--- begin ---

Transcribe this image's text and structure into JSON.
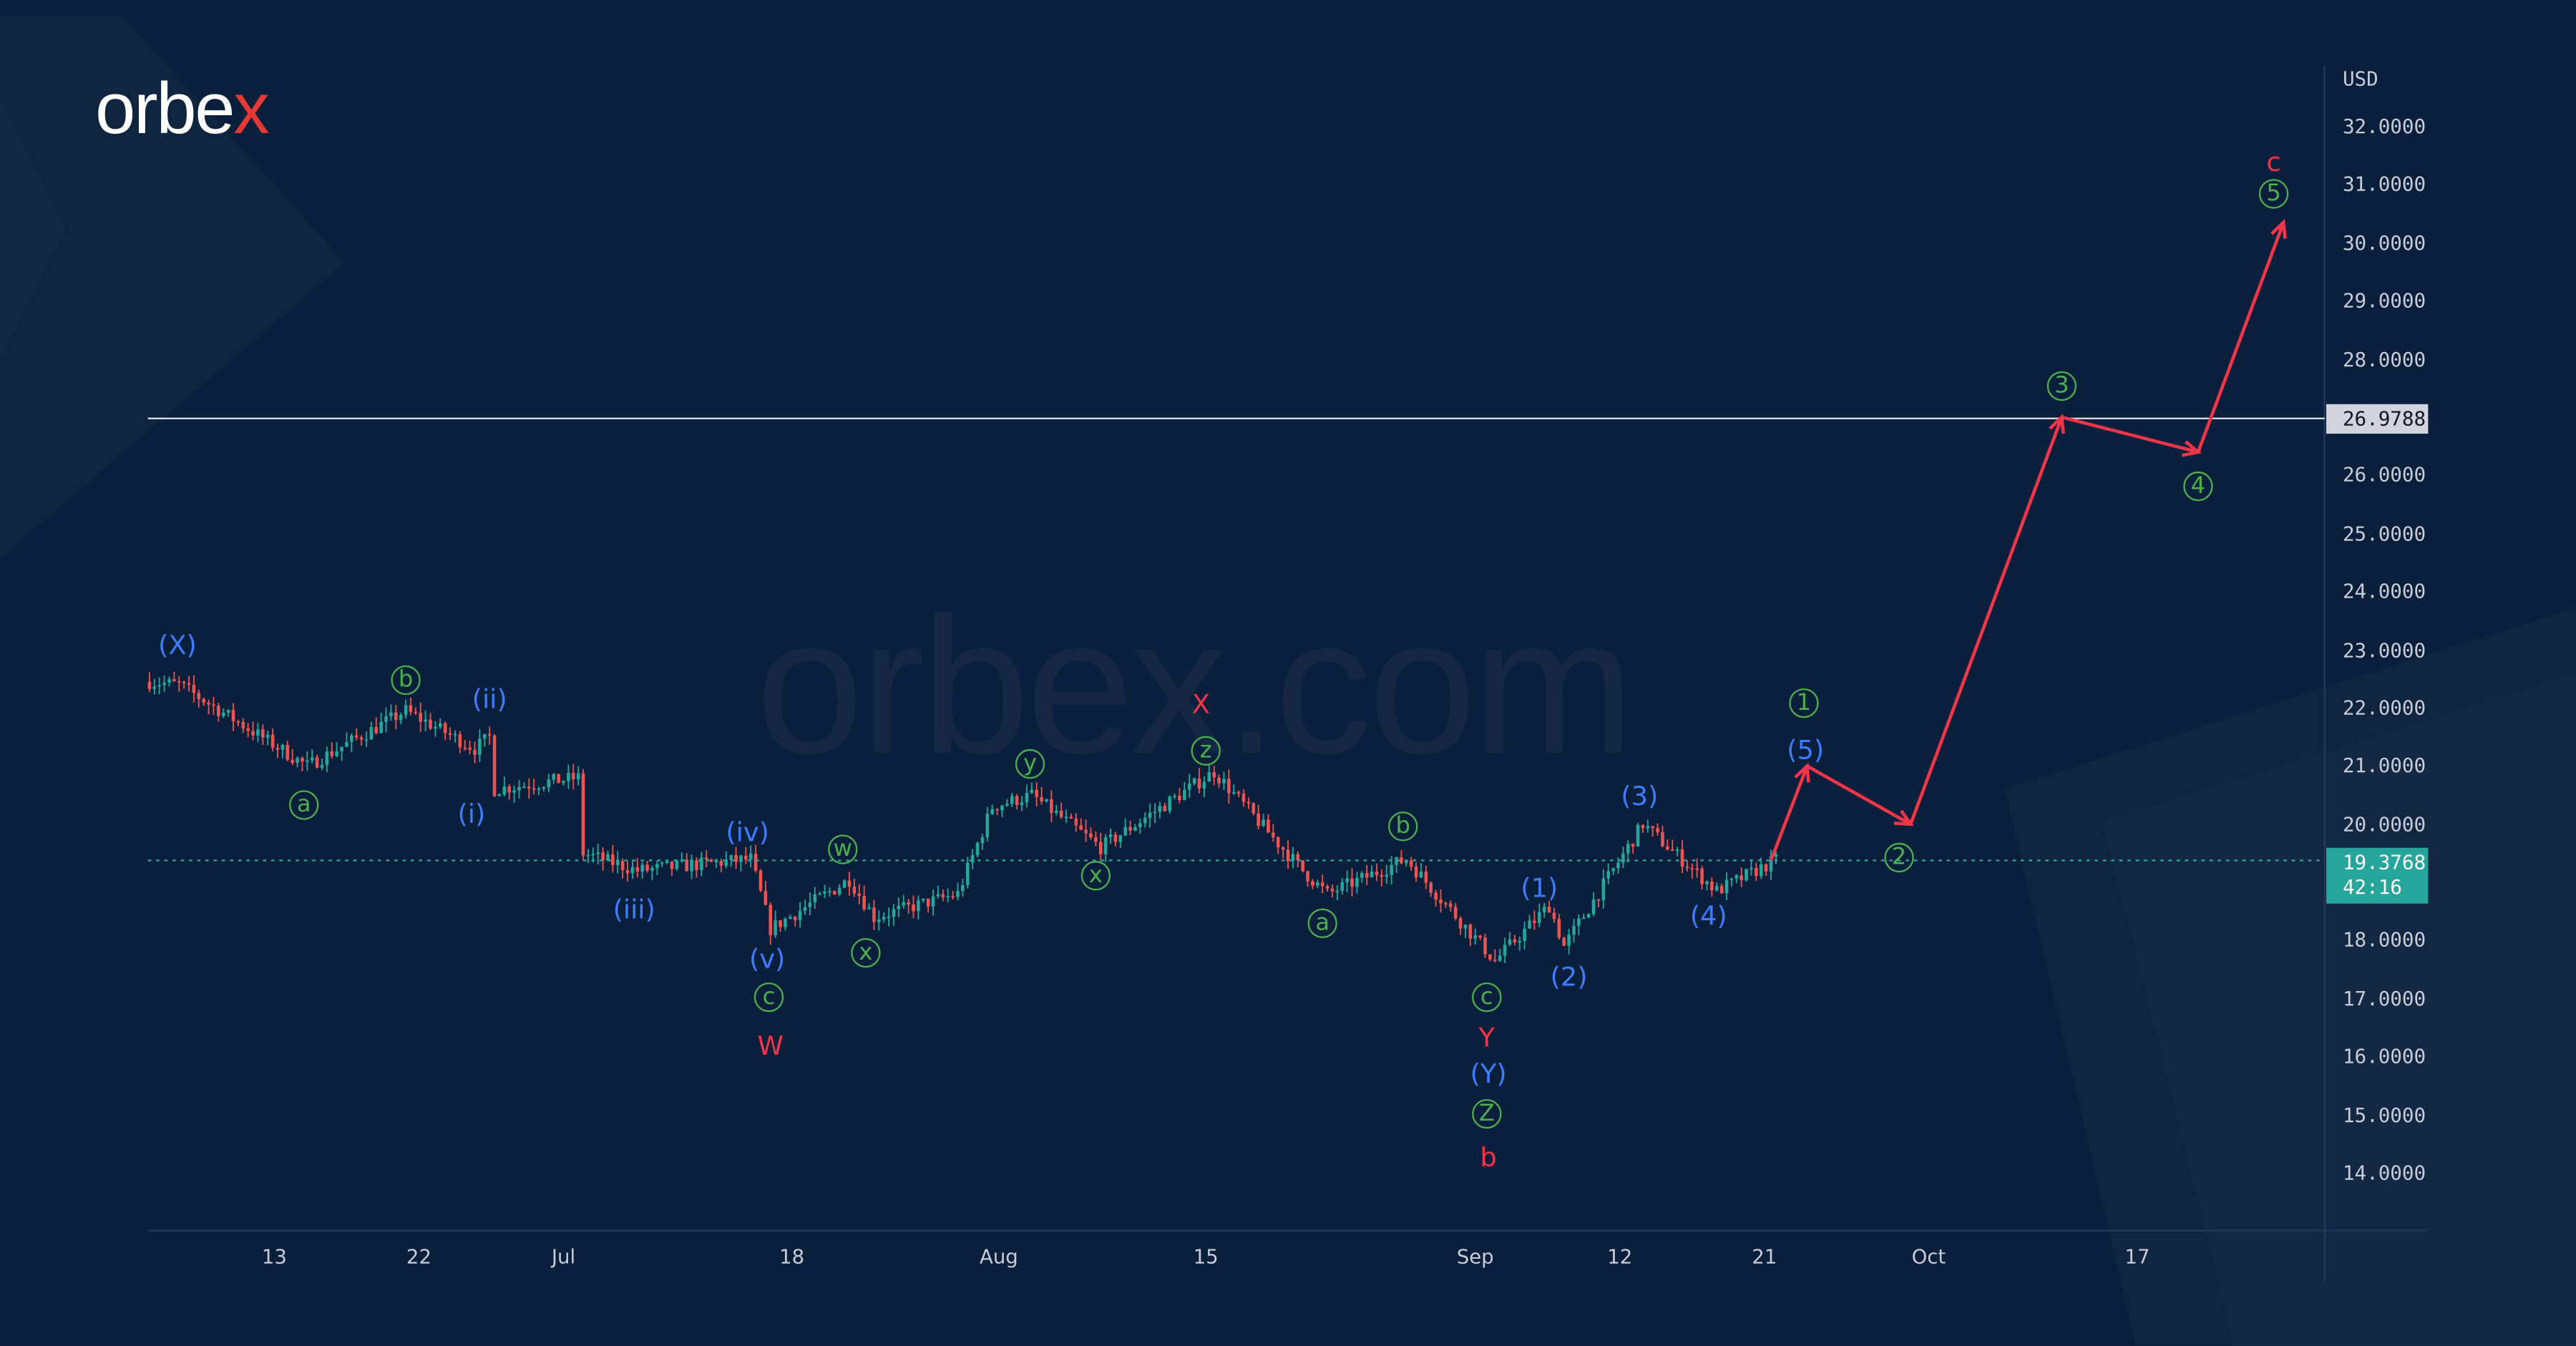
{
  "brand": {
    "logo_main": "orbe",
    "logo_x": "x",
    "watermark": "orbex.com"
  },
  "colors": {
    "background": "#0a1f3b",
    "up": "#26a69a",
    "down": "#ef5350",
    "projection": "#f2364a",
    "wave_blue": "#3d7bff",
    "wave_green": "#4caf50",
    "wave_red": "#f2364a"
  },
  "chart_data": {
    "type": "candlestick",
    "currency": "USD",
    "ylim": [
      13.5,
      32.5
    ],
    "y_ticks": [
      32,
      31,
      30,
      29,
      28,
      26,
      25,
      24,
      23,
      22,
      21,
      20,
      18,
      17,
      16,
      15,
      14
    ],
    "y_tick_labels": [
      "32.0000",
      "31.0000",
      "30.0000",
      "29.0000",
      "28.0000",
      "26.0000",
      "25.0000",
      "24.0000",
      "23.0000",
      "22.0000",
      "21.0000",
      "20.0000",
      "18.0000",
      "17.0000",
      "16.0000",
      "15.0000",
      "14.0000"
    ],
    "x_tick_labels": [
      "13",
      "22",
      "Jul",
      "18",
      "Aug",
      "15",
      "Sep",
      "12",
      "21",
      "Oct",
      "17"
    ],
    "price_path_waypoints": [
      {
        "bar": 0,
        "price": 22.45
      },
      {
        "bar": 6,
        "price": 22.4
      },
      {
        "bar": 32,
        "price": 21.0
      },
      {
        "bar": 52,
        "price": 21.95
      },
      {
        "bar": 66,
        "price": 21.3
      },
      {
        "bar": 70,
        "price": 20.6
      },
      {
        "bar": 69,
        "price": 21.5
      },
      {
        "bar": 87,
        "price": 20.8
      },
      {
        "bar": 87,
        "price": 19.5
      },
      {
        "bar": 98,
        "price": 19.2
      },
      {
        "bar": 121,
        "price": 19.4
      },
      {
        "bar": 125,
        "price": 18.2
      },
      {
        "bar": 141,
        "price": 19.05
      },
      {
        "bar": 146,
        "price": 18.4
      },
      {
        "bar": 163,
        "price": 18.8
      },
      {
        "bar": 170,
        "price": 20.3
      },
      {
        "bar": 178,
        "price": 20.5
      },
      {
        "bar": 192,
        "price": 19.6
      },
      {
        "bar": 215,
        "price": 20.9
      },
      {
        "bar": 233,
        "price": 19.2
      },
      {
        "bar": 238,
        "price": 18.8
      },
      {
        "bar": 254,
        "price": 19.4
      },
      {
        "bar": 272,
        "price": 17.65
      },
      {
        "bar": 283,
        "price": 18.6
      },
      {
        "bar": 286,
        "price": 17.9
      },
      {
        "bar": 302,
        "price": 20.0
      },
      {
        "bar": 317,
        "price": 18.85
      },
      {
        "bar": 329,
        "price": 19.38
      }
    ],
    "projection": [
      {
        "step": "(5)/1",
        "price": 21.0
      },
      {
        "step": "2",
        "price": 20.0
      },
      {
        "step": "3",
        "price": 27.0
      },
      {
        "step": "4",
        "price": 26.4
      },
      {
        "step": "5",
        "price": 30.35
      }
    ],
    "horizontal_level": {
      "price": 26.9788,
      "label": "26.9788"
    },
    "last_price": {
      "price": 19.3768,
      "label": "19.3768",
      "countdown": "42:16"
    }
  },
  "wave_labels": [
    {
      "text": "(X)",
      "style": "blue"
    },
    {
      "text": "a",
      "style": "circ"
    },
    {
      "text": "b",
      "style": "circ"
    },
    {
      "text": "(ii)",
      "style": "blue"
    },
    {
      "text": "(i)",
      "style": "blue"
    },
    {
      "text": "(iii)",
      "style": "blue"
    },
    {
      "text": "(iv)",
      "style": "blue"
    },
    {
      "text": "(v)",
      "style": "blue"
    },
    {
      "text": "c",
      "style": "circ"
    },
    {
      "text": "W",
      "style": "red"
    },
    {
      "text": "w",
      "style": "circ"
    },
    {
      "text": "x",
      "style": "circ"
    },
    {
      "text": "y",
      "style": "circ"
    },
    {
      "text": "x",
      "style": "circ"
    },
    {
      "text": "X",
      "style": "red"
    },
    {
      "text": "z",
      "style": "circ"
    },
    {
      "text": "b",
      "style": "circ"
    },
    {
      "text": "a",
      "style": "circ"
    },
    {
      "text": "(1)",
      "style": "blue"
    },
    {
      "text": "(2)",
      "style": "blue"
    },
    {
      "text": "c",
      "style": "circ"
    },
    {
      "text": "Y",
      "style": "red"
    },
    {
      "text": "(Y)",
      "style": "blue"
    },
    {
      "text": "Z",
      "style": "circ"
    },
    {
      "text": "b",
      "style": "red"
    },
    {
      "text": "(3)",
      "style": "blue"
    },
    {
      "text": "(4)",
      "style": "blue"
    },
    {
      "text": "1",
      "style": "circ"
    },
    {
      "text": "(5)",
      "style": "blue"
    },
    {
      "text": "2",
      "style": "circ"
    },
    {
      "text": "3",
      "style": "circ"
    },
    {
      "text": "4",
      "style": "circ"
    },
    {
      "text": "c",
      "style": "red"
    },
    {
      "text": "5",
      "style": "circ"
    }
  ]
}
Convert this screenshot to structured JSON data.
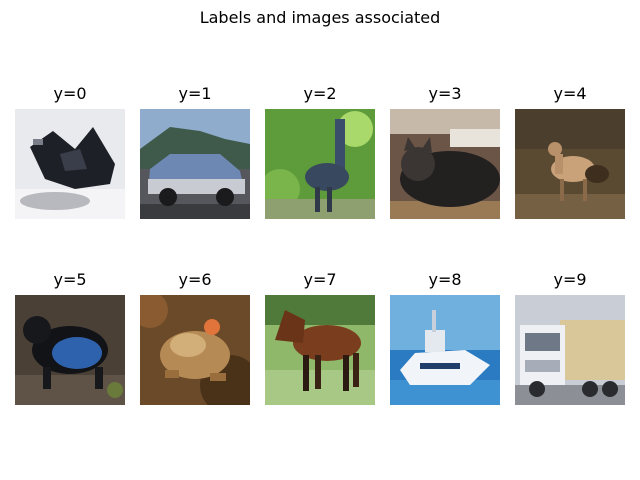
{
  "figure": {
    "title": "Labels and images associated"
  },
  "cells": [
    {
      "label": "y=0",
      "subject": "airplane"
    },
    {
      "label": "y=1",
      "subject": "automobile"
    },
    {
      "label": "y=2",
      "subject": "bird"
    },
    {
      "label": "y=3",
      "subject": "cat"
    },
    {
      "label": "y=4",
      "subject": "deer"
    },
    {
      "label": "y=5",
      "subject": "dog"
    },
    {
      "label": "y=6",
      "subject": "frog"
    },
    {
      "label": "y=7",
      "subject": "horse"
    },
    {
      "label": "y=8",
      "subject": "ship"
    },
    {
      "label": "y=9",
      "subject": "truck"
    }
  ]
}
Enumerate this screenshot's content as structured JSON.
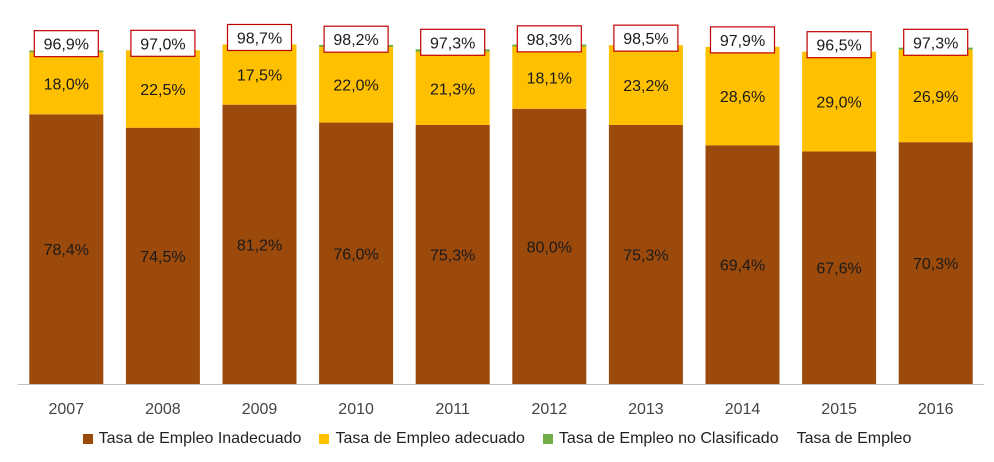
{
  "chart_data": {
    "type": "bar",
    "stacked": true,
    "categories": [
      "2007",
      "2008",
      "2009",
      "2010",
      "2011",
      "2012",
      "2013",
      "2014",
      "2015",
      "2016"
    ],
    "series": [
      {
        "name": "Tasa de Empleo Inadecuado",
        "color": "#9C4A0C",
        "values": [
          78.4,
          74.5,
          81.2,
          76.0,
          75.3,
          80.0,
          75.3,
          69.4,
          67.6,
          70.3
        ],
        "labels": [
          "78,4%",
          "74,5%",
          "81,2%",
          "76,0%",
          "75,3%",
          "80,0%",
          "75,3%",
          "69,4%",
          "67,6%",
          "70,3%"
        ]
      },
      {
        "name": "Tasa de Empleo adecuado",
        "color": "#FFC000",
        "values": [
          18.0,
          22.5,
          17.5,
          22.0,
          21.3,
          18.1,
          23.2,
          28.6,
          29.0,
          26.9
        ],
        "labels": [
          "18,0%",
          "22,5%",
          "17,5%",
          "22,0%",
          "21,3%",
          "18,1%",
          "23,2%",
          "28,6%",
          "29,0%",
          "26,9%"
        ]
      },
      {
        "name": "Tasa de Empleo no Clasificado",
        "color": "#70AD47",
        "values": [
          0.5,
          0.0,
          0.0,
          0.2,
          0.7,
          0.2,
          0.0,
          0.0,
          0.0,
          0.1
        ]
      }
    ],
    "total": {
      "name": "Tasa de Empleo",
      "values": [
        96.9,
        97.0,
        98.7,
        98.2,
        97.3,
        98.3,
        98.5,
        97.9,
        96.5,
        97.3
      ],
      "labels": [
        "96,9%",
        "97,0%",
        "98,7%",
        "98,2%",
        "97,3%",
        "98,3%",
        "98,5%",
        "97,9%",
        "96,5%",
        "97,3%"
      ],
      "box_color": "#C00000"
    },
    "ylim": [
      0,
      100
    ],
    "title": "",
    "xlabel": "",
    "ylabel": "",
    "grid": false,
    "legend_position": "bottom"
  }
}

--- end ---

EXERCISE DETAILS:
Pictures stay out; reproduce every line of the records exactly.

FINISHED EXERCISE:
Transcribe this image's text and structure into JSON.
{
  "brand": {
    "logo_main": "orbe",
    "logo_x": "x",
    "watermark": "orbex.com"
  },
  "colors": {
    "background": "#0a1f3b",
    "up": "#26a69a",
    "down": "#ef5350",
    "projection": "#f2364a",
    "wave_blue": "#3d7bff",
    "wave_green": "#4caf50",
    "wave_red": "#f2364a"
  },
  "chart_data": {
    "type": "candlestick",
    "currency": "USD",
    "ylim": [
      13.5,
      32.5
    ],
    "y_ticks": [
      32,
      31,
      30,
      29,
      28,
      26,
      25,
      24,
      23,
      22,
      21,
      20,
      18,
      17,
      16,
      15,
      14
    ],
    "y_tick_labels": [
      "32.0000",
      "31.0000",
      "30.0000",
      "29.0000",
      "28.0000",
      "26.0000",
      "25.0000",
      "24.0000",
      "23.0000",
      "22.0000",
      "21.0000",
      "20.0000",
      "18.0000",
      "17.0000",
      "16.0000",
      "15.0000",
      "14.0000"
    ],
    "x_tick_labels": [
      "13",
      "22",
      "Jul",
      "18",
      "Aug",
      "15",
      "Sep",
      "12",
      "21",
      "Oct",
      "17"
    ],
    "price_path_waypoints": [
      {
        "bar": 0,
        "price": 22.45
      },
      {
        "bar": 6,
        "price": 22.4
      },
      {
        "bar": 32,
        "price": 21.0
      },
      {
        "bar": 52,
        "price": 21.95
      },
      {
        "bar": 66,
        "price": 21.3
      },
      {
        "bar": 70,
        "price": 20.6
      },
      {
        "bar": 69,
        "price": 21.5
      },
      {
        "bar": 87,
        "price": 20.8
      },
      {
        "bar": 87,
        "price": 19.5
      },
      {
        "bar": 98,
        "price": 19.2
      },
      {
        "bar": 121,
        "price": 19.4
      },
      {
        "bar": 125,
        "price": 18.2
      },
      {
        "bar": 141,
        "price": 19.05
      },
      {
        "bar": 146,
        "price": 18.4
      },
      {
        "bar": 163,
        "price": 18.8
      },
      {
        "bar": 170,
        "price": 20.3
      },
      {
        "bar": 178,
        "price": 20.5
      },
      {
        "bar": 192,
        "price": 19.6
      },
      {
        "bar": 215,
        "price": 20.9
      },
      {
        "bar": 233,
        "price": 19.2
      },
      {
        "bar": 238,
        "price": 18.8
      },
      {
        "bar": 254,
        "price": 19.4
      },
      {
        "bar": 272,
        "price": 17.65
      },
      {
        "bar": 283,
        "price": 18.6
      },
      {
        "bar": 286,
        "price": 17.9
      },
      {
        "bar": 302,
        "price": 20.0
      },
      {
        "bar": 317,
        "price": 18.85
      },
      {
        "bar": 329,
        "price": 19.38
      }
    ],
    "projection": [
      {
        "step": "(5)/1",
        "price": 21.0
      },
      {
        "step": "2",
        "price": 20.0
      },
      {
        "step": "3",
        "price": 27.0
      },
      {
        "step": "4",
        "price": 26.4
      },
      {
        "step": "5",
        "price": 30.35
      }
    ],
    "horizontal_level": {
      "price": 26.9788,
      "label": "26.9788"
    },
    "last_price": {
      "price": 19.3768,
      "label": "19.3768",
      "countdown": "42:16"
    }
  },
  "wave_labels": [
    {
      "text": "(X)",
      "style": "blue"
    },
    {
      "text": "a",
      "style": "circ"
    },
    {
      "text": "b",
      "style": "circ"
    },
    {
      "text": "(ii)",
      "style": "blue"
    },
    {
      "text": "(i)",
      "style": "blue"
    },
    {
      "text": "(iii)",
      "style": "blue"
    },
    {
      "text": "(iv)",
      "style": "blue"
    },
    {
      "text": "(v)",
      "style": "blue"
    },
    {
      "text": "c",
      "style": "circ"
    },
    {
      "text": "W",
      "style": "red"
    },
    {
      "text": "w",
      "style": "circ"
    },
    {
      "text": "x",
      "style": "circ"
    },
    {
      "text": "y",
      "style": "circ"
    },
    {
      "text": "x",
      "style": "circ"
    },
    {
      "text": "X",
      "style": "red"
    },
    {
      "text": "z",
      "style": "circ"
    },
    {
      "text": "b",
      "style": "circ"
    },
    {
      "text": "a",
      "style": "circ"
    },
    {
      "text": "(1)",
      "style": "blue"
    },
    {
      "text": "(2)",
      "style": "blue"
    },
    {
      "text": "c",
      "style": "circ"
    },
    {
      "text": "Y",
      "style": "red"
    },
    {
      "text": "(Y)",
      "style": "blue"
    },
    {
      "text": "Z",
      "style": "circ"
    },
    {
      "text": "b",
      "style": "red"
    },
    {
      "text": "(3)",
      "style": "blue"
    },
    {
      "text": "(4)",
      "style": "blue"
    },
    {
      "text": "1",
      "style": "circ"
    },
    {
      "text": "(5)",
      "style": "blue"
    },
    {
      "text": "2",
      "style": "circ"
    },
    {
      "text": "3",
      "style": "circ"
    },
    {
      "text": "4",
      "style": "circ"
    },
    {
      "text": "c",
      "style": "red"
    },
    {
      "text": "5",
      "style": "circ"
    }
  ]
}
Convert this screenshot to structured JSON data.
{
  "figure": {
    "title": "Labels and images associated"
  },
  "cells": [
    {
      "label": "y=0",
      "subject": "airplane"
    },
    {
      "label": "y=1",
      "subject": "automobile"
    },
    {
      "label": "y=2",
      "subject": "bird"
    },
    {
      "label": "y=3",
      "subject": "cat"
    },
    {
      "label": "y=4",
      "subject": "deer"
    },
    {
      "label": "y=5",
      "subject": "dog"
    },
    {
      "label": "y=6",
      "subject": "frog"
    },
    {
      "label": "y=7",
      "subject": "horse"
    },
    {
      "label": "y=8",
      "subject": "ship"
    },
    {
      "label": "y=9",
      "subject": "truck"
    }
  ]
}
Enumerate this screenshot's content as structured JSON.
{
  "chart_data": {
    "type": "bar",
    "stacked": true,
    "categories": [
      "2007",
      "2008",
      "2009",
      "2010",
      "2011",
      "2012",
      "2013",
      "2014",
      "2015",
      "2016"
    ],
    "series": [
      {
        "name": "Tasa de Empleo Inadecuado",
        "color": "#9C4A0C",
        "values": [
          78.4,
          74.5,
          81.2,
          76.0,
          75.3,
          80.0,
          75.3,
          69.4,
          67.6,
          70.3
        ],
        "labels": [
          "78,4%",
          "74,5%",
          "81,2%",
          "76,0%",
          "75,3%",
          "80,0%",
          "75,3%",
          "69,4%",
          "67,6%",
          "70,3%"
        ]
      },
      {
        "name": "Tasa de Empleo adecuado",
        "color": "#FFC000",
        "values": [
          18.0,
          22.5,
          17.5,
          22.0,
          21.3,
          18.1,
          23.2,
          28.6,
          29.0,
          26.9
        ],
        "labels": [
          "18,0%",
          "22,5%",
          "17,5%",
          "22,0%",
          "21,3%",
          "18,1%",
          "23,2%",
          "28,6%",
          "29,0%",
          "26,9%"
        ]
      },
      {
        "name": "Tasa de Empleo no Clasificado",
        "color": "#70AD47",
        "values": [
          0.5,
          0.0,
          0.0,
          0.2,
          0.7,
          0.2,
          0.0,
          0.0,
          0.0,
          0.1
        ]
      }
    ],
    "total": {
      "name": "Tasa de Empleo",
      "values": [
        96.9,
        97.0,
        98.7,
        98.2,
        97.3,
        98.3,
        98.5,
        97.9,
        96.5,
        97.3
      ],
      "labels": [
        "96,9%",
        "97,0%",
        "98,7%",
        "98,2%",
        "97,3%",
        "98,3%",
        "98,5%",
        "97,9%",
        "96,5%",
        "97,3%"
      ],
      "box_color": "#C00000"
    },
    "ylim": [
      0,
      100
    ],
    "title": "",
    "xlabel": "",
    "ylabel": "",
    "grid": false,
    "legend_position": "bottom"
  }
}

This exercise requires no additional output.